Omit every picture and output the rest of the records exactly as they are.

— START OF Material for this exercise —

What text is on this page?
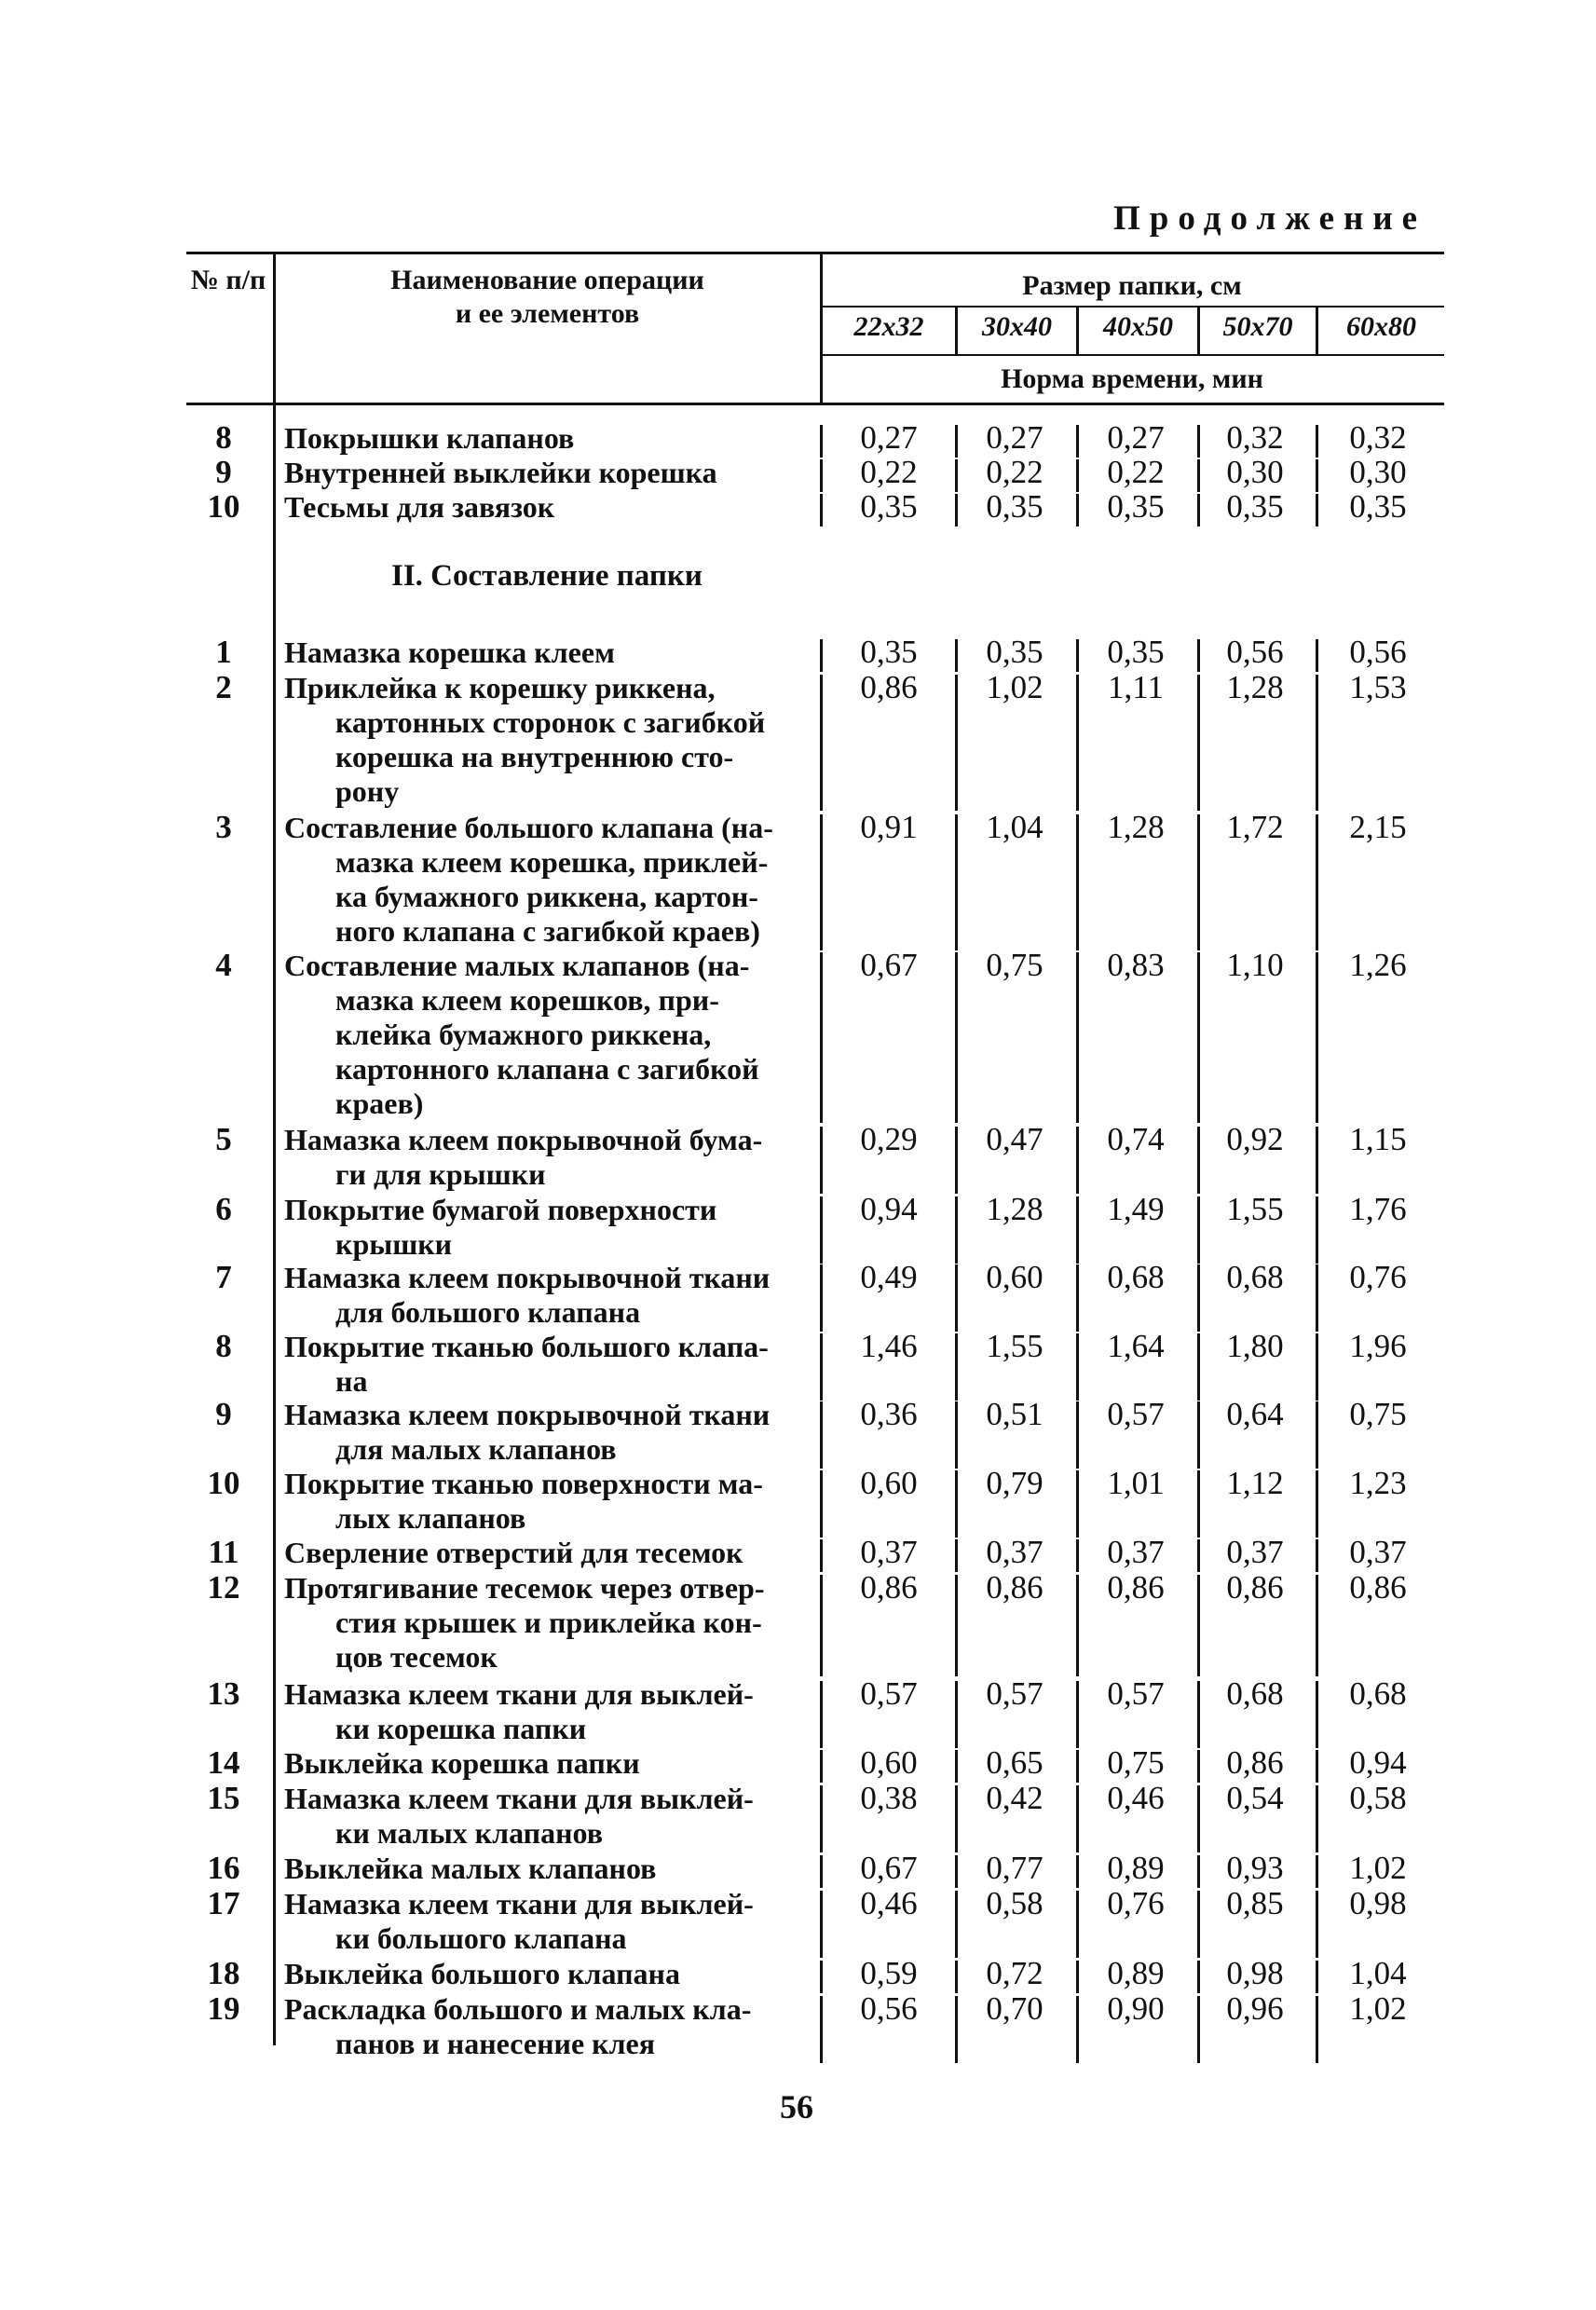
Продолжение
№ п/п	Наименование операции
и ее элементов
Размер папки, см
22x32	30x40	40x50	50x70	60x80
Норма времени, мин
8	Покрышки клапанов	0,27	0,27	0,27	0,32	0,32
9	Внутренней выклейки корешка	0,22	0,22	0,22	0,30	0,30
10	Тесьмы для завязок	0,35	0,35	0,35	0,35	0,35
1	Намазка корешка клеем	0,35	0,35	0,35	0,56	0,56
2	Приклейка к корешку риккена,
картонных сторонок с загибкой
корешка на внутреннюю сто-
рону
0,86	1,02	1,11	1,28	1,53
3	Составление большого клапана (на-
мазка клеем корешка, приклей-
ка бумажного риккена, картон-
ного клапана с загибкой краев)
0,91	1,04	1,28	1,72	2,15
4	Составление малых клапанов (на-
мазка клеем корешков, при-
клейка бумажного риккена,
картонного клапана с загибкой
краев)
0,67	0,75	0,83	1,10	1,26
5	Намазка клеем покрывочной бума-
ги для крышки
0,29	0,47	0,74	0,92	1,15
6	Покрытие бумагой поверхности
крышки
0,94	1,28	1,49	1,55	1,76
7	Намазка клеем покрывочной ткани
для большого клапана
0,49	0,60	0,68	0,68	0,76
8	Покрытие тканью большого клапа-
на
1,46	1,55	1,64	1,80	1,96
9	Намазка клеем покрывочной ткани
для малых клапанов
0,36	0,51	0,57	0,64	0,75
10	Покрытие тканью поверхности ма-
лых клапанов
0,60	0,79	1,01	1,12	1,23
11	Сверление отверстий для тесемок	0,37	0,37	0,37	0,37	0,37
12	Протягивание тесемок через отвер-
стия крышек и приклейка кон-
цов тесемок
0,86	0,86	0,86	0,86	0,86
13	Намазка клеем ткани для выклей-
ки корешка папки
0,57	0,57	0,57	0,68	0,68
14	Выклейка корешка папки	0,60	0,65	0,75	0,86	0,94
15	Намазка клеем ткани для выклей-
ки малых клапанов
0,38	0,42	0,46	0,54	0,58
16	Выклейка малых клапанов	0,67	0,77	0,89	0,93	1,02
17	Намазка клеем ткани для выклей-
ки большого клапана
0,46	0,58	0,76	0,85	0,98
18	Выклейка большого клапана	0,59	0,72	0,89	0,98	1,04
19	Раскладка большого и малых кла-
панов и нанесение клея
0,56	0,70	0,90	0,96	1,02
II. Составление папки
56
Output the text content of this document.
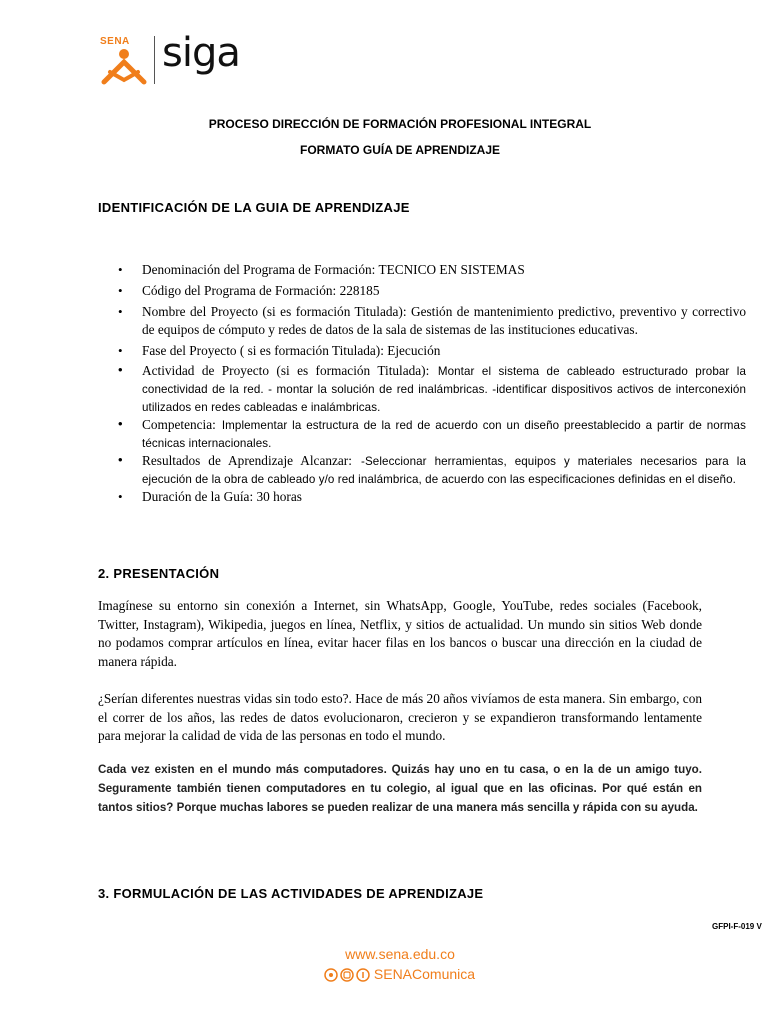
SENA siga
PROCESO DIRECCIÓN DE FORMACIÓN PROFESIONAL INTEGRAL
FORMATO GUÍA DE APRENDIZAJE
IDENTIFICACIÓN DE LA GUIA DE APRENDIZAJE
• Denominación del Programa de Formación: TECNICO EN SISTEMAS
• Código del Programa de Formación: 228185
• Nombre del Proyecto (si es formación Titulada): Gestión de mantenimiento predictivo, preventivo y correctivo de equipos de cómputo y redes de datos de la sala de sistemas de las instituciones educativas.
• Fase del Proyecto ( si es formación Titulada): Ejecución
• Actividad de Proyecto (si es formación Titulada): Montar el sistema de cableado estructurado probar la conectividad de la red. - montar la solución de red inalámbricas. -identificar dispositivos activos de interconexión utilizados en redes cableadas e inalámbricas.
• Competencia: Implementar la estructura de la red de acuerdo con un diseño preestablecido a partir de normas técnicas internacionales.
• Resultados de Aprendizaje Alcanzar: -Seleccionar herramientas, equipos y materiales necesarios para la ejecución de la obra de cableado y/o red inalámbrica, de acuerdo con las especificaciones definidas en el diseño.
• Duración de la Guía: 30 horas
2. PRESENTACIÓN

Imagínese su entorno sin conexión a Internet, sin WhatsApp, Google, YouTube, redes sociales (Facebook, Twitter, Instagram), Wikipedia, juegos en línea, Netflix, y sitios de actualidad. Un mundo sin sitios Web donde no podamos comprar artículos en línea, evitar hacer filas en los bancos o buscar una dirección en la ciudad de manera rápida.

¿Serían diferentes nuestras vidas sin todo esto?. Hace de más 20 años vivíamos de esta manera. Sin embargo, con el correr de los años, las redes de datos evolucionaron, crecieron y se expandieron transformando lentamente para mejorar la calidad de vida de las personas en todo el mundo.

Cada vez existen en el mundo más computadores. Quizás hay uno en tu casa, o en la de un amigo tuyo. Seguramente también tienen computadores en tu colegio, al igual que en las oficinas. Por qué están en tantos sitios? Porque muchas labores se pueden realizar de una manera más sencilla y rápida con su ayuda.

3. FORMULACIÓN DE LAS ACTIVIDADES DE APRENDIZAJE
GFPI-F-019 V
www.sena.edu.co
SENAComunica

— END OF Material for this exercise —

Task solution:
What text is on this page?
Продолжение
№ п/п	Наименование операции
и ее элементов
Размер папки, см
22x32	30x40	40x50	50x70	60x80
Норма времени, мин
8	Покрышки клапанов	0,27	0,27	0,27	0,32	0,32
9	Внутренней выклейки корешка	0,22	0,22	0,22	0,30	0,30
10	Тесьмы для завязок	0,35	0,35	0,35	0,35	0,35
1	Намазка корешка клеем	0,35	0,35	0,35	0,56	0,56
2	Приклейка к корешку риккена,
картонных сторонок с загибкой
корешка на внутреннюю сто-
рону
0,86	1,02	1,11	1,28	1,53
3	Составление большого клапана (на-
мазка клеем корешка, приклей-
ка бумажного риккена, картон-
ного клапана с загибкой краев)
0,91	1,04	1,28	1,72	2,15
4	Составление малых клапанов (на-
мазка клеем корешков, при-
клейка бумажного риккена,
картонного клапана с загибкой
краев)
0,67	0,75	0,83	1,10	1,26
5	Намазка клеем покрывочной бума-
ги для крышки
0,29	0,47	0,74	0,92	1,15
6	Покрытие бумагой поверхности
крышки
0,94	1,28	1,49	1,55	1,76
7	Намазка клеем покрывочной ткани
для большого клапана
0,49	0,60	0,68	0,68	0,76
8	Покрытие тканью большого клапа-
на
1,46	1,55	1,64	1,80	1,96
9	Намазка клеем покрывочной ткани
для малых клапанов
0,36	0,51	0,57	0,64	0,75
10	Покрытие тканью поверхности ма-
лых клапанов
0,60	0,79	1,01	1,12	1,23
11	Сверление отверстий для тесемок	0,37	0,37	0,37	0,37	0,37
12	Протягивание тесемок через отвер-
стия крышек и приклейка кон-
цов тесемок
0,86	0,86	0,86	0,86	0,86
13	Намазка клеем ткани для выклей-
ки корешка папки
0,57	0,57	0,57	0,68	0,68
14	Выклейка корешка папки	0,60	0,65	0,75	0,86	0,94
15	Намазка клеем ткани для выклей-
ки малых клапанов
0,38	0,42	0,46	0,54	0,58
16	Выклейка малых клапанов	0,67	0,77	0,89	0,93	1,02
17	Намазка клеем ткани для выклей-
ки большого клапана
0,46	0,58	0,76	0,85	0,98
18	Выклейка большого клапана	0,59	0,72	0,89	0,98	1,04
19	Раскладка большого и малых кла-
панов и нанесение клея
0,56	0,70	0,90	0,96	1,02
II. Составление папки
56
Output the text content of this document.
SENA siga
PROCESO DIRECCIÓN DE FORMACIÓN PROFESIONAL INTEGRAL
FORMATO GUÍA DE APRENDIZAJE
IDENTIFICACIÓN DE LA GUIA DE APRENDIZAJE
• Denominación del Programa de Formación: TECNICO EN SISTEMAS
• Código del Programa de Formación: 228185
• Nombre del Proyecto (si es formación Titulada): Gestión de mantenimiento predictivo, preventivo y correctivo de equipos de cómputo y redes de datos de la sala de sistemas de las instituciones educativas.
• Fase del Proyecto ( si es formación Titulada): Ejecución
• Actividad de Proyecto (si es formación Titulada): Montar el sistema de cableado estructurado probar la conectividad de la red. - montar la solución de red inalámbricas. -identificar dispositivos activos de interconexión utilizados en redes cableadas e inalámbricas.
• Competencia: Implementar la estructura de la red de acuerdo con un diseño preestablecido a partir de normas técnicas internacionales.
• Resultados de Aprendizaje Alcanzar: -Seleccionar herramientas, equipos y materiales necesarios para la ejecución de la obra de cableado y/o red inalámbrica, de acuerdo con las especificaciones definidas en el diseño.
• Duración de la Guía: 30 horas
2. PRESENTACIÓN

Imagínese su entorno sin conexión a Internet, sin WhatsApp, Google, YouTube, redes sociales (Facebook, Twitter, Instagram), Wikipedia, juegos en línea, Netflix, y sitios de actualidad. Un mundo sin sitios Web donde no podamos comprar artículos en línea, evitar hacer filas en los bancos o buscar una dirección en la ciudad de manera rápida.

¿Serían diferentes nuestras vidas sin todo esto?. Hace de más 20 años vivíamos de esta manera. Sin embargo, con el correr de los años, las redes de datos evolucionaron, crecieron y se expandieron transformando lentamente para mejorar la calidad de vida de las personas en todo el mundo.

Cada vez existen en el mundo más computadores. Quizás hay uno en tu casa, o en la de un amigo tuyo. Seguramente también tienen computadores en tu colegio, al igual que en las oficinas. Por qué están en tantos sitios? Porque muchas labores se pueden realizar de una manera más sencilla y rápida con su ayuda.

3. FORMULACIÓN DE LAS ACTIVIDADES DE APRENDIZAJE
GFPI-F-019 V
www.sena.edu.co
SENAComunica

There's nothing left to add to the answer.